# DATA FOR THE TASK start

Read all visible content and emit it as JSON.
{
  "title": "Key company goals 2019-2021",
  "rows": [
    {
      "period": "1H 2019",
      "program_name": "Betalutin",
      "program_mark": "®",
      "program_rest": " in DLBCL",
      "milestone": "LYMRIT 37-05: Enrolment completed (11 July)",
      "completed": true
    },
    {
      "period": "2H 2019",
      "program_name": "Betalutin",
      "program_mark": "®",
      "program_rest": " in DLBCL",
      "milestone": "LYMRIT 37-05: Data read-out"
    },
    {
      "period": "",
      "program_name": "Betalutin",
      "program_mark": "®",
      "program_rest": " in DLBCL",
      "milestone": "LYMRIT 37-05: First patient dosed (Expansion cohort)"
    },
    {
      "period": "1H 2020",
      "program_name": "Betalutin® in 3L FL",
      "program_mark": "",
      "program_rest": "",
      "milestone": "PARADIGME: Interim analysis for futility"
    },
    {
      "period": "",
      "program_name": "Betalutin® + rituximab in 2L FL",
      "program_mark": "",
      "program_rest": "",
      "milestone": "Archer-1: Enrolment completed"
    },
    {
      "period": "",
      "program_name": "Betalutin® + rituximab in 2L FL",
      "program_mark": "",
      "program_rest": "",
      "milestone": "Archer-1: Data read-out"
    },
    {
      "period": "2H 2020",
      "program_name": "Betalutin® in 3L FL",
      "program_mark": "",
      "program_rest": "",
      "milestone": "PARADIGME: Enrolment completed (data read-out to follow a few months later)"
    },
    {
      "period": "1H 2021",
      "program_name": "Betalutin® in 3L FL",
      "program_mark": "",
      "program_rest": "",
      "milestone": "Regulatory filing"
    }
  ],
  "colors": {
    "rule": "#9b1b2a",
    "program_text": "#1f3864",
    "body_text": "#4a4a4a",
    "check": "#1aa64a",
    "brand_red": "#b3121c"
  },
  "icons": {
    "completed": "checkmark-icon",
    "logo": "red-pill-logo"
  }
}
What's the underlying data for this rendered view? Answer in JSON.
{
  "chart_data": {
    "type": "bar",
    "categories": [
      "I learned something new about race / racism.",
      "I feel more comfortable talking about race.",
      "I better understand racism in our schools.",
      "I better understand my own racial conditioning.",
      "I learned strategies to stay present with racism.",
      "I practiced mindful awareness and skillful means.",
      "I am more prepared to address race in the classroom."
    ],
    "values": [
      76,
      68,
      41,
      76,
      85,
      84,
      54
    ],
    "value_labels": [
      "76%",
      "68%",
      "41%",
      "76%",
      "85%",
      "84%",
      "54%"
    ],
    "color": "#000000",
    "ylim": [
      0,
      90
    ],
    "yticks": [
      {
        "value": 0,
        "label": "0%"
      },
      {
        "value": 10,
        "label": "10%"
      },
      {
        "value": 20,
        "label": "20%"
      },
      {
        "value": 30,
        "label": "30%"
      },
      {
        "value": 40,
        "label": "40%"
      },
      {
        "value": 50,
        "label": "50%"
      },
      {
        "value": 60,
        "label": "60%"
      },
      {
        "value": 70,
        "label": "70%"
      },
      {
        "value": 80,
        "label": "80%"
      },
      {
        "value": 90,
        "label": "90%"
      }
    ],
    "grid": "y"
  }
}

# DATA FOR THE TASK end

## YOUR GOAL
Output all of the material, please, exactly as it stands.

## FINAL ANSWER
Read all visible content and emit it as JSON.
{
  "title": "Key company goals 2019-2021",
  "rows": [
    {
      "period": "1H 2019",
      "program_name": "Betalutin",
      "program_mark": "®",
      "program_rest": " in DLBCL",
      "milestone": "LYMRIT 37-05: Enrolment completed (11 July)",
      "completed": true
    },
    {
      "period": "2H 2019",
      "program_name": "Betalutin",
      "program_mark": "®",
      "program_rest": " in DLBCL",
      "milestone": "LYMRIT 37-05: Data read-out"
    },
    {
      "period": "",
      "program_name": "Betalutin",
      "program_mark": "®",
      "program_rest": " in DLBCL",
      "milestone": "LYMRIT 37-05: First patient dosed (Expansion cohort)"
    },
    {
      "period": "1H 2020",
      "program_name": "Betalutin® in 3L FL",
      "program_mark": "",
      "program_rest": "",
      "milestone": "PARADIGME: Interim analysis for futility"
    },
    {
      "period": "",
      "program_name": "Betalutin® + rituximab in 2L FL",
      "program_mark": "",
      "program_rest": "",
      "milestone": "Archer-1: Enrolment completed"
    },
    {
      "period": "",
      "program_name": "Betalutin® + rituximab in 2L FL",
      "program_mark": "",
      "program_rest": "",
      "milestone": "Archer-1: Data read-out"
    },
    {
      "period": "2H 2020",
      "program_name": "Betalutin® in 3L FL",
      "program_mark": "",
      "program_rest": "",
      "milestone": "PARADIGME: Enrolment completed (data read-out to follow a few months later)"
    },
    {
      "period": "1H 2021",
      "program_name": "Betalutin® in 3L FL",
      "program_mark": "",
      "program_rest": "",
      "milestone": "Regulatory filing"
    }
  ],
  "colors": {
    "rule": "#9b1b2a",
    "program_text": "#1f3864",
    "body_text": "#4a4a4a",
    "check": "#1aa64a",
    "brand_red": "#b3121c"
  },
  "icons": {
    "completed": "checkmark-icon",
    "logo": "red-pill-logo"
  }
}
What's the underlying data for this rendered view? Answer in JSON.
{
  "chart_data": {
    "type": "bar",
    "categories": [
      "I learned something new about race / racism.",
      "I feel more comfortable talking about race.",
      "I better understand racism in our schools.",
      "I better understand my own racial conditioning.",
      "I learned strategies to stay present with racism.",
      "I practiced mindful awareness and skillful means.",
      "I am more prepared to address race in the classroom."
    ],
    "values": [
      76,
      68,
      41,
      76,
      85,
      84,
      54
    ],
    "value_labels": [
      "76%",
      "68%",
      "41%",
      "76%",
      "85%",
      "84%",
      "54%"
    ],
    "color": "#000000",
    "ylim": [
      0,
      90
    ],
    "yticks": [
      {
        "value": 0,
        "label": "0%"
      },
      {
        "value": 10,
        "label": "10%"
      },
      {
        "value": 20,
        "label": "20%"
      },
      {
        "value": 30,
        "label": "30%"
      },
      {
        "value": 40,
        "label": "40%"
      },
      {
        "value": 50,
        "label": "50%"
      },
      {
        "value": 60,
        "label": "60%"
      },
      {
        "value": 70,
        "label": "70%"
      },
      {
        "value": 80,
        "label": "80%"
      },
      {
        "value": 90,
        "label": "90%"
      }
    ],
    "grid": "y"
  }
}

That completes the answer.